- [The exercise]
Copy out every line of the entries that contains the string "额定转速", matching case exactly.

- [Material for this exercise]
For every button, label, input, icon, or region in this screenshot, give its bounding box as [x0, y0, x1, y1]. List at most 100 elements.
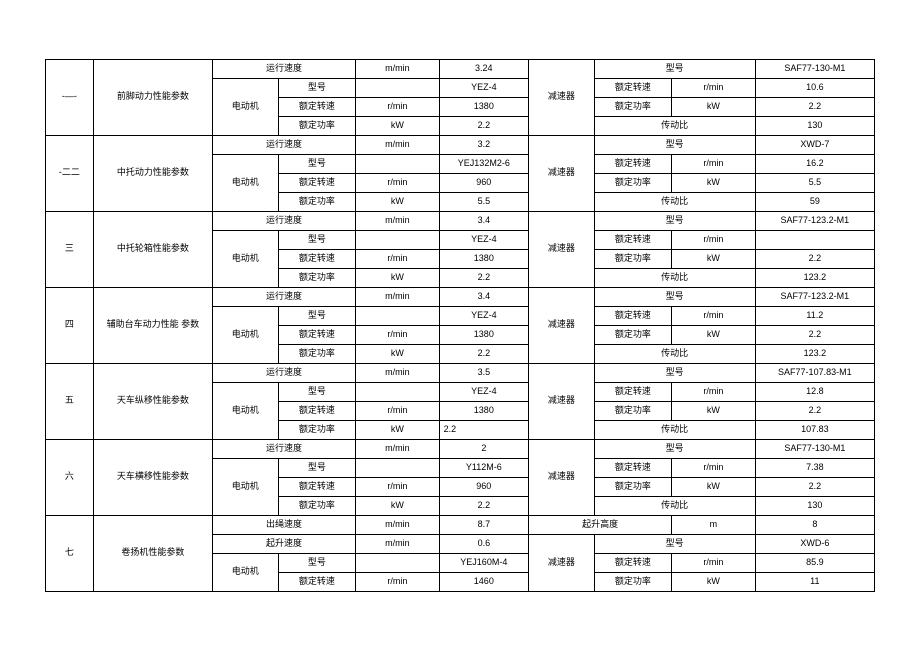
- unit: r/min: [672, 230, 756, 249]
- reducer-model-label: 型号: [594, 534, 755, 553]
- motor-model-label: 型号: [278, 553, 356, 572]
- row-name: 中托轮箱性能参数: [93, 211, 212, 287]
- unit: r/min: [672, 553, 756, 572]
- unit: kW: [672, 173, 756, 192]
- unit: kW: [672, 401, 756, 420]
- row-name: 天车横移性能参数: [93, 439, 212, 515]
- reducer-model-label: 型号: [594, 363, 755, 382]
- reducer-power-label: 额定功率: [594, 325, 672, 344]
- motor-speed-label: 额定转速: [278, 97, 356, 116]
- unit: r/min: [672, 458, 756, 477]
- motor-power-value: 2.2: [439, 496, 528, 515]
- unit: m/min: [356, 439, 439, 458]
- row-index: 四: [46, 287, 94, 363]
- run-speed-label: 运行速度: [212, 211, 355, 230]
- reducer-power-value: 11: [755, 572, 874, 591]
- reducer-model-label: 型号: [594, 211, 755, 230]
- reducer-power-label: 额定功率: [594, 477, 672, 496]
- spec-table: -—-前脚动力性能参数运行速度m/min3.24减速器型号SAF77-130-M…: [45, 59, 875, 592]
- ratio-label: 传动比: [594, 496, 755, 515]
- ratio-value: 123.2: [755, 268, 874, 287]
- reducer-label: 减速器: [529, 534, 595, 591]
- rope-speed-label: 出绳速度: [212, 515, 355, 534]
- reducer-speed-value: 12.8: [755, 382, 874, 401]
- unit: m/min: [356, 363, 439, 382]
- motor-label: 电动机: [212, 553, 278, 591]
- unit: r/min: [356, 97, 439, 116]
- ratio-value: 130: [755, 496, 874, 515]
- motor-model-value: YEZ-4: [439, 78, 528, 97]
- ratio-value: 130: [755, 116, 874, 135]
- lift-height-value: 8: [755, 515, 874, 534]
- unit: m/min: [356, 515, 439, 534]
- motor-label: 电动机: [212, 78, 278, 135]
- motor-power-label: 额定功率: [278, 420, 356, 439]
- motor-speed-label: 额定转速: [278, 477, 356, 496]
- lift-speed-value: 0.6: [439, 534, 528, 553]
- reducer-speed-value: 85.9: [755, 553, 874, 572]
- motor-power-label: 额定功率: [278, 268, 356, 287]
- unit: r/min: [356, 477, 439, 496]
- unit: r/min: [356, 249, 439, 268]
- reducer-model-value: SAF77-130-M1: [755, 59, 874, 78]
- reducer-power-label: 额定功率: [594, 173, 672, 192]
- run-speed-label: 运行速度: [212, 135, 355, 154]
- reducer-model-label: 型号: [594, 135, 755, 154]
- run-speed-label: 运行速度: [212, 287, 355, 306]
- motor-model-label: 型号: [278, 306, 356, 325]
- ratio-value: 59: [755, 192, 874, 211]
- motor-speed-label: 额定转速: [278, 572, 356, 591]
- motor-speed-label: 额定转速: [278, 325, 356, 344]
- reducer-speed-label: 额定转速: [594, 306, 672, 325]
- reducer-model-value: SAF77-123.2-M1: [755, 211, 874, 230]
- unit: kW: [672, 325, 756, 344]
- reducer-model-value: SAF77-130-M1: [755, 439, 874, 458]
- unit: r/min: [672, 154, 756, 173]
- unit: r/min: [356, 572, 439, 591]
- unit: kW: [672, 572, 756, 591]
- ratio-label: 传动比: [594, 344, 755, 363]
- ratio-value: 107.83: [755, 420, 874, 439]
- run-speed-value: 3.24: [439, 59, 528, 78]
- run-speed-value: 3.4: [439, 287, 528, 306]
- unit: m/min: [356, 534, 439, 553]
- unit: r/min: [356, 173, 439, 192]
- reducer-model-label: 型号: [594, 59, 755, 78]
- reducer-label: 减速器: [529, 287, 595, 363]
- motor-power-value: 5.5: [439, 192, 528, 211]
- unit: m/min: [356, 287, 439, 306]
- unit: kW: [672, 97, 756, 116]
- motor-model-value: YEZ-4: [439, 306, 528, 325]
- reducer-power-label: 额定功率: [594, 572, 672, 591]
- rope-speed-value: 8.7: [439, 515, 528, 534]
- row-index: 七: [46, 515, 94, 591]
- motor-power-label: 额定功率: [278, 116, 356, 135]
- motor-model-label: 型号: [278, 78, 356, 97]
- motor-speed-label: 额定转速: [278, 173, 356, 192]
- reducer-model-value: XWD-6: [755, 534, 874, 553]
- unit: kW: [356, 116, 439, 135]
- row-name: 卷扬机性能参数: [93, 515, 212, 591]
- reducer-model-value: XWD-7: [755, 135, 874, 154]
- row-name: 前脚动力性能参数: [93, 59, 212, 135]
- reducer-power-label: 额定功率: [594, 249, 672, 268]
- motor-power-value: 2.2: [439, 268, 528, 287]
- row-name: 中托动力性能参数: [93, 135, 212, 211]
- reducer-power-value: 2.2: [755, 477, 874, 496]
- motor-label: 电动机: [212, 306, 278, 363]
- motor-model-label: 型号: [278, 154, 356, 173]
- reducer-power-value: 2.2: [755, 249, 874, 268]
- unit: kW: [356, 268, 439, 287]
- motor-speed-label: 额定转速: [278, 401, 356, 420]
- motor-speed-value: 1380: [439, 97, 528, 116]
- unit: r/min: [672, 78, 756, 97]
- motor-label: 电动机: [212, 154, 278, 211]
- motor-power-value: 2.2: [439, 116, 528, 135]
- row-index: 六: [46, 439, 94, 515]
- ratio-label: 传动比: [594, 268, 755, 287]
- unit: r/min: [672, 306, 756, 325]
- motor-label: 电动机: [212, 458, 278, 515]
- reducer-label: 减速器: [529, 439, 595, 515]
- reducer-label: 减速器: [529, 363, 595, 439]
- unit: r/min: [672, 382, 756, 401]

- [Task solution]
- motor-speed-label: 额定转速: [278, 97, 356, 116]
- motor-speed-label: 额定转速: [278, 477, 356, 496]
- motor-speed-label: 额定转速: [278, 572, 356, 591]
- motor-speed-label: 额定转速: [278, 325, 356, 344]
- reducer-speed-label: 额定转速: [594, 306, 672, 325]
- motor-speed-label: 额定转速: [278, 173, 356, 192]
- motor-speed-label: 额定转速: [278, 401, 356, 420]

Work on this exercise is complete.